══ TEXTE SOURCE

Séquestration et tortures

Alors qu’ils distribuaient des tracts signés de Mboua Massock, homme politique et activiste appelant à un meeting de la Nodyna pour boycotter l’élection présidentielle du 09 octobre, ils ont été pris en chasse par des gendarmes. “Nous étions sur une route secondaire, loin de la chaussée, distribuant notre message qui invitait les Camerounais à un important meeting du combattant Mboua quand nous avons été interpellés”, précise Tagne. Au moment des faits, il a encouragé ses amis, dont quelques uns prenaient la fuite, à se rendre. Les gendarmes les ont roués de coups et conduits à la compagnie de gendarmerie de Bonabéri. Sur ordre, le chef de cette unité les a fait transférer à la légion de gendarmerie du Littoral à Bonanjo, où ils ont été interrogés par des officiers de police. Leurs tracts et leurs tee-shirts à l’effigie de Mboua Massock ont été retenus. Puis ils ont été jetés dans une cellule de 5 mètres carrés avec pour chef d’accusation : “troubles à l’ordre public”.

════
══ LISTE DES DONNÉES

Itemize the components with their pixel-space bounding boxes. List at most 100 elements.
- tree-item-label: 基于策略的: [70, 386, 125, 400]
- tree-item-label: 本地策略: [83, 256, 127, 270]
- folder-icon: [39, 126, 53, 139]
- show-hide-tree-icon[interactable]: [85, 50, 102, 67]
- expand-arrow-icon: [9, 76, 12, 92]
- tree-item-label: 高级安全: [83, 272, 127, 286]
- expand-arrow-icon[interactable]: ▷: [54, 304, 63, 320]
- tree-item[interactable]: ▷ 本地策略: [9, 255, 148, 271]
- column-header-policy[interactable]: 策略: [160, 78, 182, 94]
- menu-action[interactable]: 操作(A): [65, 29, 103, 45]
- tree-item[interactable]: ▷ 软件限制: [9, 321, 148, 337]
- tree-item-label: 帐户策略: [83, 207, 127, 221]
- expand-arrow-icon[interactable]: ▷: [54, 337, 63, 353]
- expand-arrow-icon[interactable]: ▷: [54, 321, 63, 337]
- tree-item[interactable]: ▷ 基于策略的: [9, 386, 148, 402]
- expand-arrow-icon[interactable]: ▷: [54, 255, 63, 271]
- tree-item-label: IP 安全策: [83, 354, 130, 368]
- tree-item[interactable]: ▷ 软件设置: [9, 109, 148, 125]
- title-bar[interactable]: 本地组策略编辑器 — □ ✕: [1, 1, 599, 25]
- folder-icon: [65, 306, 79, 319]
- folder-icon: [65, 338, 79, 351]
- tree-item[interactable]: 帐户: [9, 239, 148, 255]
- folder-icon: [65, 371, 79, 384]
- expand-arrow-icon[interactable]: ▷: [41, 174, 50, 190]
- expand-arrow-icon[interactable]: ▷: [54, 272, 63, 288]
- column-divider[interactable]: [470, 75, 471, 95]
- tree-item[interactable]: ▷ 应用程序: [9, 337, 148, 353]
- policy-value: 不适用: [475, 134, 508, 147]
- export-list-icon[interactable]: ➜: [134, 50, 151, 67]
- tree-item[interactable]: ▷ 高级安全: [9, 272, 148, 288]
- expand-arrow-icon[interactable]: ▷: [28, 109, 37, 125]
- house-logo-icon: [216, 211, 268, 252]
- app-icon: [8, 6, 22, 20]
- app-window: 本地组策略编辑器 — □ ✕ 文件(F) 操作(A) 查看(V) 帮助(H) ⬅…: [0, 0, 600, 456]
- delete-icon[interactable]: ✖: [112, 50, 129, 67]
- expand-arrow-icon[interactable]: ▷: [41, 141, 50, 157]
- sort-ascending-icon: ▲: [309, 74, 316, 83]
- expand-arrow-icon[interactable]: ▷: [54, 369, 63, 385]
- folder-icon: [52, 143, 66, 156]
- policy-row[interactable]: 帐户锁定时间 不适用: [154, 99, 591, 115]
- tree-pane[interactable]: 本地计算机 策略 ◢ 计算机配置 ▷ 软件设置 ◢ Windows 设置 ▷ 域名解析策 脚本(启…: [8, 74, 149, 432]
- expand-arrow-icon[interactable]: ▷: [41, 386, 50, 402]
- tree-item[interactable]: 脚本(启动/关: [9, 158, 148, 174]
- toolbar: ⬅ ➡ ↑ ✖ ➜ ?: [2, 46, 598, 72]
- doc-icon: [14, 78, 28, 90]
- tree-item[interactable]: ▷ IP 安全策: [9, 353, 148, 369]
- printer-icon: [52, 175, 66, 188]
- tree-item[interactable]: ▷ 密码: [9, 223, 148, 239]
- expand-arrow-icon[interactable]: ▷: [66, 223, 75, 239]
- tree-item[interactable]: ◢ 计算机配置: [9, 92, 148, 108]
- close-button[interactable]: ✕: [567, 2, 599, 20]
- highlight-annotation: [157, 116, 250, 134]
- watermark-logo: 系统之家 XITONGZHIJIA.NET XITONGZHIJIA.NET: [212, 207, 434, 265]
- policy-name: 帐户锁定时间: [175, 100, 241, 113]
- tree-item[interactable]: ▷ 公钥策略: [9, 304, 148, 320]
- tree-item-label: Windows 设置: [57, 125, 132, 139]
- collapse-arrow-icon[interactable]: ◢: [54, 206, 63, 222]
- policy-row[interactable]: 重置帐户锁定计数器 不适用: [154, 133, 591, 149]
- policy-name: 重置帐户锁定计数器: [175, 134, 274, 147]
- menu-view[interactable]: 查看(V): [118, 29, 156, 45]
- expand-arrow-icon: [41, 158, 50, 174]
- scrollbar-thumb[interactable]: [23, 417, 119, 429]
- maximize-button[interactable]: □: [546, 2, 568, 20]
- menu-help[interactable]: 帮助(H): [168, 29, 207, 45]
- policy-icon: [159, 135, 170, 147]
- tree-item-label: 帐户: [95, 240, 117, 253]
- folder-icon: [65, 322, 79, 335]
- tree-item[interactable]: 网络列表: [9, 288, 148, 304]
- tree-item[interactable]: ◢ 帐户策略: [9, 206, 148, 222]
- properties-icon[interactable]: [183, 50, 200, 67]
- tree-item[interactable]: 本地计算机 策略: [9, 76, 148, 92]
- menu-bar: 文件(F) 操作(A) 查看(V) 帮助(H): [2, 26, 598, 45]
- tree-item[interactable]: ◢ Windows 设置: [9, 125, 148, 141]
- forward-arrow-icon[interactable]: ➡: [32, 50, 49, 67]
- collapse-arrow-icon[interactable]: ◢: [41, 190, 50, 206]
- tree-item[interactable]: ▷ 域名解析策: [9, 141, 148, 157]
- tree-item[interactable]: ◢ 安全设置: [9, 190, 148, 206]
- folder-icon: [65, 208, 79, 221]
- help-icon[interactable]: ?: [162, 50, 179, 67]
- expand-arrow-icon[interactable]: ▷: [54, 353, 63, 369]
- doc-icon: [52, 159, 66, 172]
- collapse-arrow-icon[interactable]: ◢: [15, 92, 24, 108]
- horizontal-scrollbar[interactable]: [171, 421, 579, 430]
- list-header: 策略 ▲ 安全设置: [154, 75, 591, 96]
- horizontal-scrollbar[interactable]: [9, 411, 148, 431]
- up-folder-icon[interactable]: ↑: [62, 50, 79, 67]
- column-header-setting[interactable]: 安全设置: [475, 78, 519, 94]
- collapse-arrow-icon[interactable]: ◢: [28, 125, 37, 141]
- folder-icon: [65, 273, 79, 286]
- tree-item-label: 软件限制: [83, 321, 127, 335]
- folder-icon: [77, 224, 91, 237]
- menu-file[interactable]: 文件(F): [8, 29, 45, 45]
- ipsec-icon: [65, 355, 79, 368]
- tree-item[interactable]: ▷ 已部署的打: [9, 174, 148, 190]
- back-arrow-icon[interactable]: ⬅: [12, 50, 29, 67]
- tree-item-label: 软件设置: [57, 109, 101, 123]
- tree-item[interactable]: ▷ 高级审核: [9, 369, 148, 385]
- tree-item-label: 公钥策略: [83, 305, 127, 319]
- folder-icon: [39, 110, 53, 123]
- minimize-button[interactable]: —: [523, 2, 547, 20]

════

QUESTIONS D'ÉTUDE:
1: Dans le texte sur l'arrestation des distributeurs de tracts, relevez dans l'ordre tout ce que le groupe a subi, depuis la poursuite par les gendarmes jusqu'à la cellule.
2: Poursuivez le récit de l'arrestation des distributeurs de tracts, à partir de sa dernière phrase.
Ces données n'ont aucun rapport avec le texte.

RÉPONSES ATTENDUES:
1:
- Ils ont été pris en chasse par des gendarmes.
- Ils ont été roués de coups.
- Ils ont été conduits à la compagnie de gendarmerie de Bonabéri.
- Ils ont été transférés à la légion de gendarmerie du Littoral à Bonanjo.
- Ils ont été interrogés par des officiers de police.
- Leurs tracts et leurs tee-shirts à l'effigie de Mboua Massock ont été retenus.
- Ils ont été jetés dans une cellule de 5 mètres carrés, accusés de « troubles à l'ordre public ».

2:
“Les uns couchés sur les autres, nous étouffions, le sol était inondé de notre sueur. A 2 h du matin, l’un d’entre nous a commencé à suffoquer. N’arrivant plus à respirer, il était sur le point de mourir. Nous avons crié fort, créant un vacarme assourdissant”, explique un membre du groupe.

Les dix-sept ont alors été sortis de leur cellule et, après un coup de téléphone du gendarme de service à sa hiérarchie, treize ont été conduits dans deux cellules de la brigade de Deido-Bonatéki sur les berges du Wouri. Là aussi, les conditions de détention sont lamentables. Les cellules ont certes des toilettes, mais pas d’eau. Les détenus n’en reçoivent que quelques seaux par jour, en fonction de l’humeur des gendarmes, pour chasser leurs excréments. Les gendarmes en faction les insultent et par moment les aspergent d’eau.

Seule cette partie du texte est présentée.